Short exercise.
Restate the data below word for word. Skip any images it contains.

Data for the task.

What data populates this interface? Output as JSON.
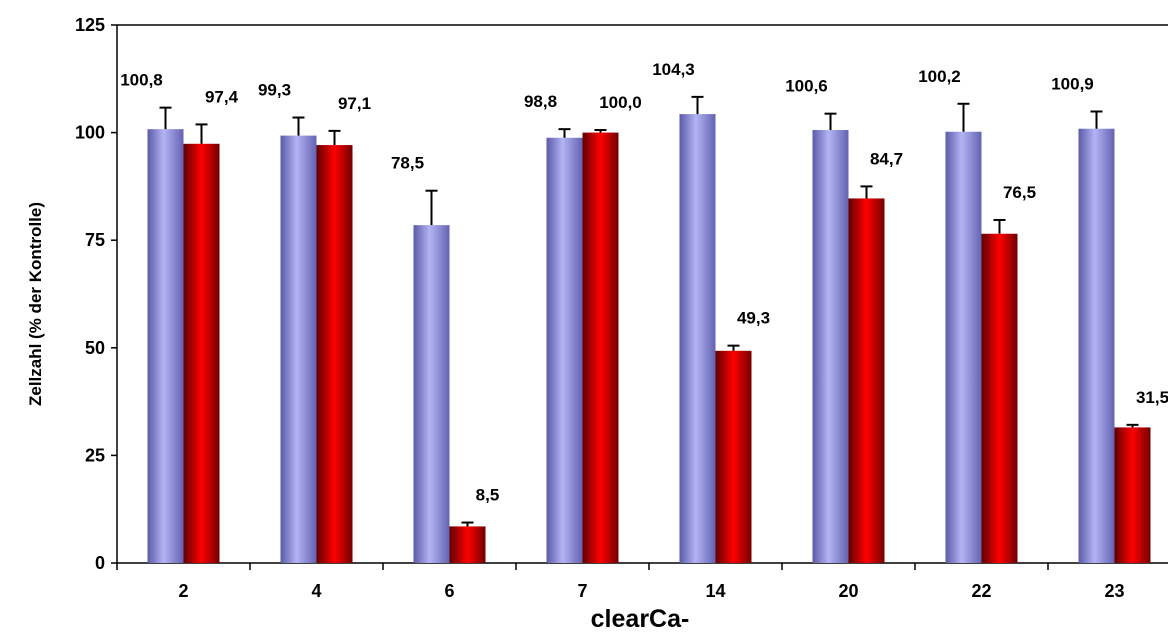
{
  "chart_data": {
    "type": "bar",
    "title": "",
    "xlabel": "clearCa-",
    "ylabel": "Zellzahl (% der Kontrolle)",
    "ylim": [
      0,
      125
    ],
    "yticks": [
      0,
      25,
      50,
      75,
      100,
      125
    ],
    "categories": [
      "2",
      "4",
      "6",
      "7",
      "14",
      "20",
      "22",
      "23"
    ],
    "grid": false,
    "legend": "none",
    "series": [
      {
        "color": "#8c8ce0",
        "values": [
          100.8,
          99.3,
          78.5,
          98.8,
          104.3,
          100.6,
          100.2,
          100.9
        ],
        "errors": [
          5.0,
          4.2,
          8.0,
          2.0,
          4.0,
          3.8,
          6.5,
          4.0
        ],
        "labels": [
          "100,8",
          "99,3",
          "78,5",
          "98,8",
          "104,3",
          "100,6",
          "100,2",
          "100,9"
        ]
      },
      {
        "color": "#e00000",
        "values": [
          97.4,
          97.1,
          8.5,
          100.0,
          49.3,
          84.7,
          76.5,
          31.5
        ],
        "errors": [
          4.5,
          3.3,
          0.9,
          0.6,
          1.2,
          2.8,
          3.2,
          0.6
        ],
        "labels": [
          "97,4",
          "97,1",
          "8,5",
          "100,0",
          "49,3",
          "84,7",
          "76,5",
          "31,5"
        ]
      }
    ]
  }
}
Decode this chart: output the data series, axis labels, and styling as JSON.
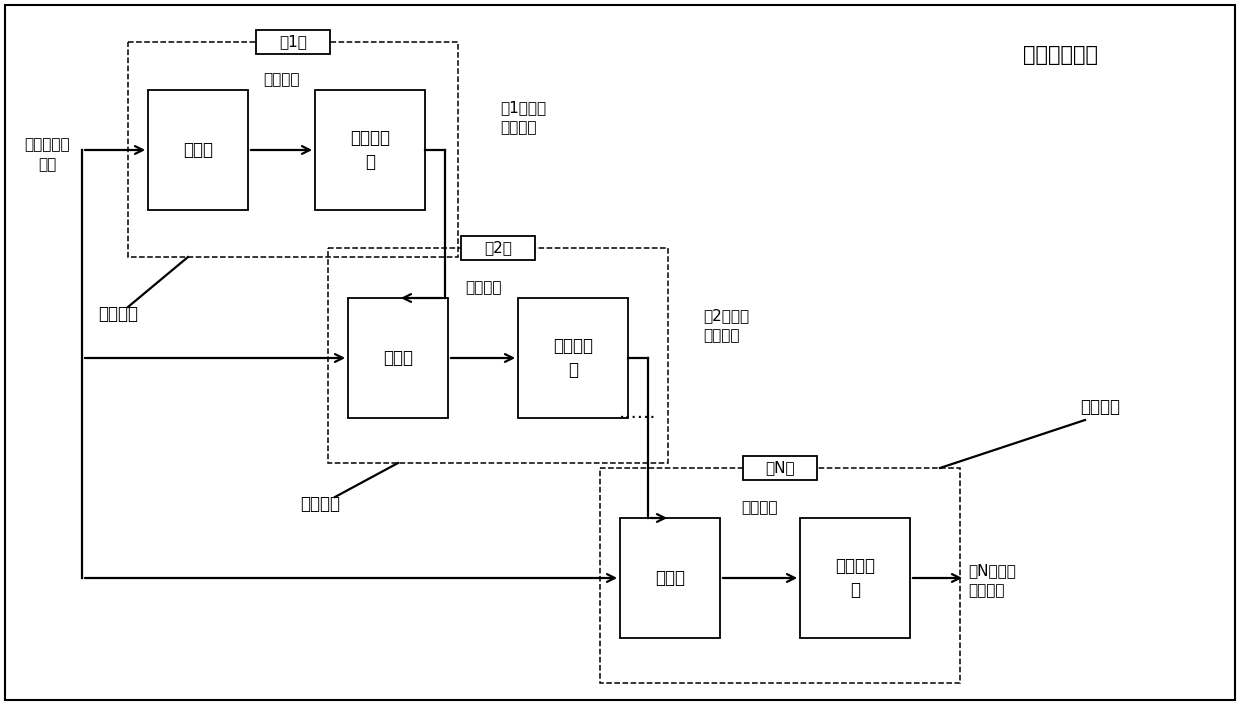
{
  "title": "频率估计装置",
  "bg_color": "#ffffff",
  "box_color": "#ffffff",
  "box_edge": "#000000",
  "text_color": "#000000",
  "level1_label": "第1级",
  "level2_label": "第2级",
  "levelN_label": "第N级",
  "scanner_label": "扫频器",
  "estimator_label": "频率估计\n器",
  "freq_info_label": "频点信息",
  "input_label": "含噪连续波\n信号",
  "unit_label": "扫频单元",
  "result1_label": "第1级频率\n估计结果",
  "result2_label": "第2级频率\n估计结果",
  "resultN_label": "第N级频率\n估计结果",
  "dots_label": "......",
  "font_size": 12,
  "small_font": 11
}
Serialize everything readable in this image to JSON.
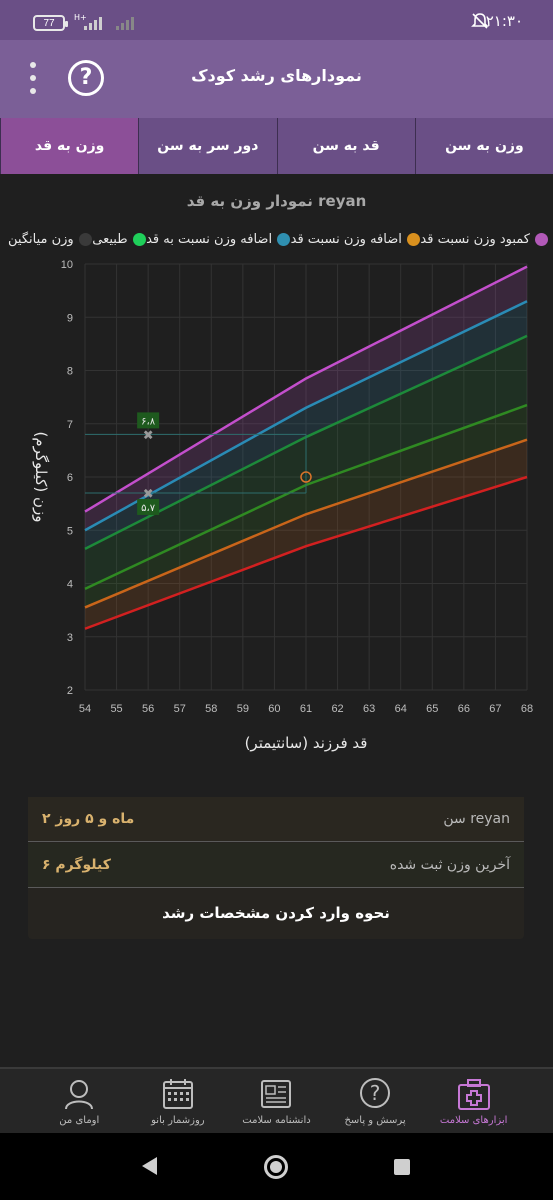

Exercise answer.
What data populates this interface? Output as JSON.
{
  "chart_data": {
    "type": "bar",
    "title": "",
    "xlabel": "clearCa-",
    "ylabel": "Zellzahl (% der Kontrolle)",
    "ylim": [
      0,
      125
    ],
    "yticks": [
      0,
      25,
      50,
      75,
      100,
      125
    ],
    "categories": [
      "2",
      "4",
      "6",
      "7",
      "14",
      "20",
      "22",
      "23"
    ],
    "grid": false,
    "legend": "none",
    "series": [
      {
        "color": "#8c8ce0",
        "values": [
          100.8,
          99.3,
          78.5,
          98.8,
          104.3,
          100.6,
          100.2,
          100.9
        ],
        "errors": [
          5.0,
          4.2,
          8.0,
          2.0,
          4.0,
          3.8,
          6.5,
          4.0
        ],
        "labels": [
          "100,8",
          "99,3",
          "78,5",
          "98,8",
          "104,3",
          "100,6",
          "100,2",
          "100,9"
        ]
      },
      {
        "color": "#e00000",
        "values": [
          97.4,
          97.1,
          8.5,
          100.0,
          49.3,
          84.7,
          76.5,
          31.5
        ],
        "errors": [
          4.5,
          3.3,
          0.9,
          0.6,
          1.2,
          2.8,
          3.2,
          0.6
        ],
        "labels": [
          "97,4",
          "97,1",
          "8,5",
          "100,0",
          "49,3",
          "84,7",
          "76,5",
          "31,5"
        ]
      }
    ]
  }
}
Decode this chart: output the data series, axis labels, and styling as JSON.
{
  "title": "频率估计装置",
  "bg_color": "#ffffff",
  "box_color": "#ffffff",
  "box_edge": "#000000",
  "text_color": "#000000",
  "level1_label": "第1级",
  "level2_label": "第2级",
  "levelN_label": "第N级",
  "scanner_label": "扫频器",
  "estimator_label": "频率估计\n器",
  "freq_info_label": "频点信息",
  "input_label": "含噪连续波\n信号",
  "unit_label": "扫频单元",
  "result1_label": "第1级频率\n估计结果",
  "result2_label": "第2级频率\n估计结果",
  "resultN_label": "第N级频率\n估计结果",
  "dots_label": "......",
  "font_size": 12,
  "small_font": 11
}
Serialize everything readable in this image to JSON.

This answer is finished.